┌────────

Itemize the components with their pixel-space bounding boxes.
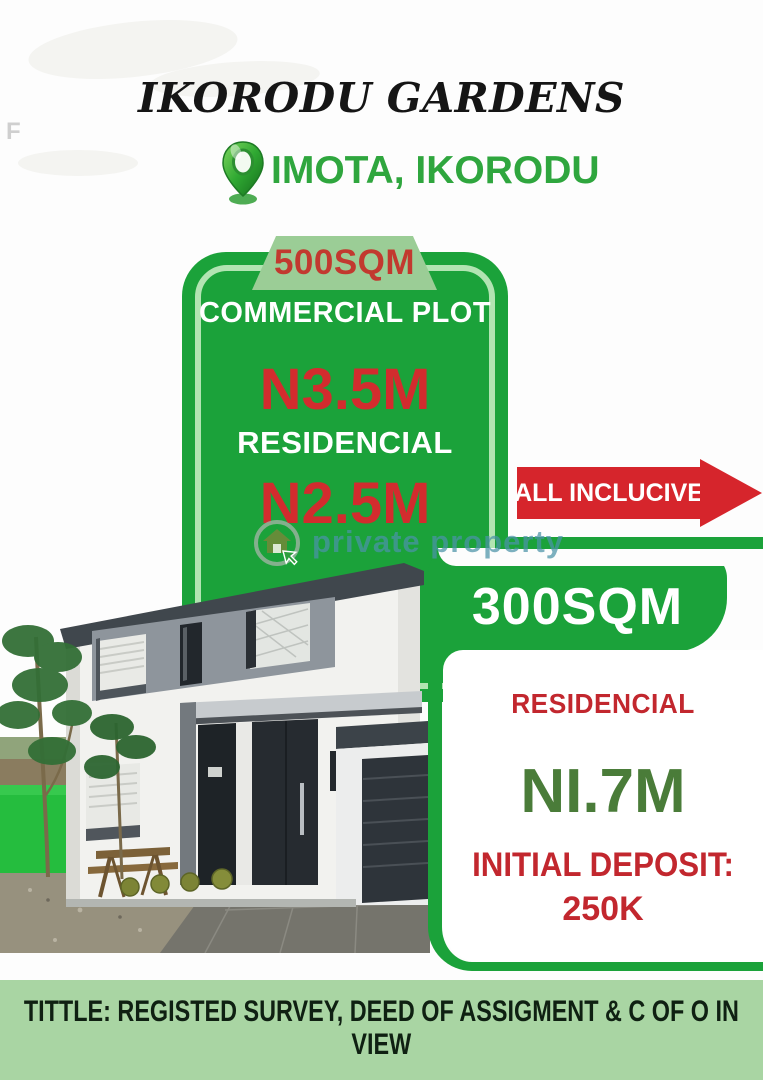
title-deed-line1: TITTLE: REGISTED SURVEY, DEED OF ASSIGME… <box>24 995 739 1028</box>
size-banner-label: 300SQM <box>472 567 683 637</box>
location-pin-icon <box>220 140 266 206</box>
size-tab-500sqm: 500SQM <box>252 236 437 290</box>
scan-smudge <box>18 150 138 176</box>
offer-card-300sqm: RESIDENCIAL NI.7M INITIAL DEPOSIT: 250K <box>443 650 763 962</box>
initial-deposit-amount: 250K <box>443 890 763 929</box>
plot-type-label: COMMERCIAL PLOT <box>182 297 508 330</box>
stray-watermark-letter: F <box>6 118 21 146</box>
estate-title: IKORODU GARDENS <box>0 74 763 122</box>
residential-price-300: NI.7M <box>443 756 763 827</box>
title-deed-strip: TITTLE: REGISTED SURVEY, DEED OF ASSIGME… <box>0 980 763 1080</box>
commercial-price: N3.5M <box>182 356 508 423</box>
private-property-watermark: private property <box>250 514 564 574</box>
residential-type-label: RESIDENCIAL <box>453 688 754 720</box>
location-text: IMOTA, IKORODU <box>271 149 600 193</box>
title-deed-line2: VIEW <box>352 1028 412 1061</box>
size-tab-label: 500SQM <box>274 243 415 283</box>
all-inclusive-banner: ALL INCLUCIVE <box>517 467 701 519</box>
residential-label: RESIDENCIAL <box>182 425 508 461</box>
arrow-right-icon <box>700 459 762 527</box>
flyer-root: F IKORODU GARDENS IMOTA, IKORODU 500SQM … <box>0 0 763 1080</box>
watermark-brand-text: private property <box>312 524 564 560</box>
initial-deposit-label: INITIAL DEPOSIT: <box>456 846 750 885</box>
all-inclusive-label: ALL INCLUCIVE <box>514 479 704 508</box>
house-photo <box>0 545 430 953</box>
house-logo-icon <box>250 515 308 573</box>
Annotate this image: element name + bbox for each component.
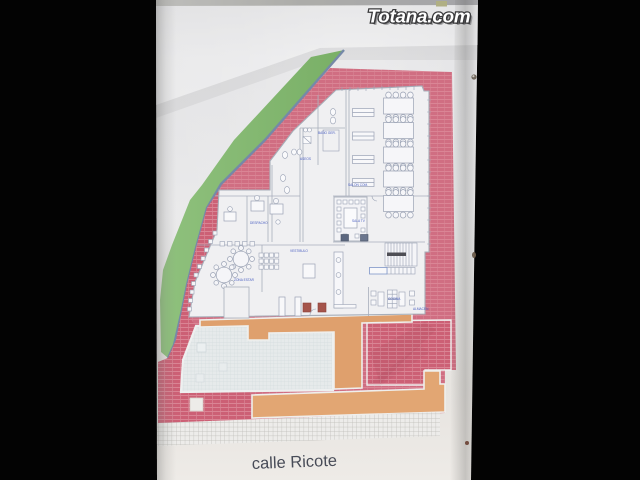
svg-text:ASEOS: ASEOS: [300, 157, 311, 161]
svg-text:calle Ricote: calle Ricote: [251, 452, 337, 473]
svg-text:DESPACHO: DESPACHO: [250, 221, 268, 225]
svg-text:VESTIBULO: VESTIBULO: [290, 249, 308, 253]
svg-text:SALA TV: SALA TV: [352, 219, 366, 223]
svg-text:SALON COM.: SALON COM.: [348, 183, 368, 187]
svg-text:COCINA: COCINA: [388, 297, 401, 301]
svg-text:Totana.com: Totana.com: [368, 6, 471, 27]
svg-text:BAÑO GER.: BAÑO GER.: [318, 130, 336, 135]
svg-text:ZONA ESTAR: ZONA ESTAR: [234, 278, 255, 282]
svg-text:ALMACEN: ALMACEN: [413, 307, 429, 311]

└────────

TASK TO COMPLETE:
Reproduce the listing in full with every instance of "COCINA" changed to "KITCHEN" and nothing else altered, and omit the pictures.

WRITTEN REPLY:
Itemize the components with their pixel-space bounding boxes.
title-deed-line1: TITTLE: REGISTED SURVEY, DEED OF ASSIGME… <box>24 995 739 1028</box>
size-banner-label: 300SQM <box>472 567 683 637</box>
location-pin-icon <box>220 140 266 206</box>
size-tab-500sqm: 500SQM <box>252 236 437 290</box>
scan-smudge <box>18 150 138 176</box>
offer-card-300sqm: RESIDENCIAL NI.7M INITIAL DEPOSIT: 250K <box>443 650 763 962</box>
initial-deposit-amount: 250K <box>443 890 763 929</box>
plot-type-label: COMMERCIAL PLOT <box>182 297 508 330</box>
stray-watermark-letter: F <box>6 118 21 146</box>
estate-title: IKORODU GARDENS <box>0 74 763 122</box>
residential-price-300: NI.7M <box>443 756 763 827</box>
title-deed-strip: TITTLE: REGISTED SURVEY, DEED OF ASSIGME… <box>0 980 763 1080</box>
commercial-price: N3.5M <box>182 356 508 423</box>
private-property-watermark: private property <box>250 514 564 574</box>
residential-type-label: RESIDENCIAL <box>453 688 754 720</box>
location-text: IMOTA, IKORODU <box>271 149 600 193</box>
title-deed-line2: VIEW <box>352 1028 412 1061</box>
size-tab-label: 500SQM <box>274 243 415 283</box>
all-inclusive-banner: ALL INCLUCIVE <box>517 467 701 519</box>
residential-label: RESIDENCIAL <box>182 425 508 461</box>
arrow-right-icon <box>700 459 762 527</box>
flyer-root: F IKORODU GARDENS IMOTA, IKORODU 500SQM … <box>0 0 763 1080</box>
watermark-brand-text: private property <box>312 524 564 560</box>
initial-deposit-label: INITIAL DEPOSIT: <box>456 846 750 885</box>
all-inclusive-label: ALL INCLUCIVE <box>514 479 704 508</box>
house-photo <box>0 545 430 953</box>
house-logo-icon <box>250 515 308 573</box>
Annotate this image: element name + bbox for each component.
svg-text:ASEOS: ASEOS: [300, 157, 311, 161]
svg-text:calle Ricote: calle Ricote: [251, 452, 337, 473]
svg-text:DESPACHO: DESPACHO: [250, 221, 268, 225]
svg-text:VESTIBULO: VESTIBULO: [290, 249, 308, 253]
svg-text:SALA TV: SALA TV: [352, 219, 366, 223]
svg-text:SALON COM.: SALON COM.: [348, 183, 368, 187]
svg-text:KITCHEN: KITCHEN: [388, 297, 401, 301]
svg-text:Totana.com: Totana.com: [368, 6, 471, 27]
svg-text:BAÑO GER.: BAÑO GER.: [318, 130, 336, 135]
svg-text:ZONA ESTAR: ZONA ESTAR: [234, 278, 255, 282]
svg-text:ALMACEN: ALMACEN: [413, 307, 429, 311]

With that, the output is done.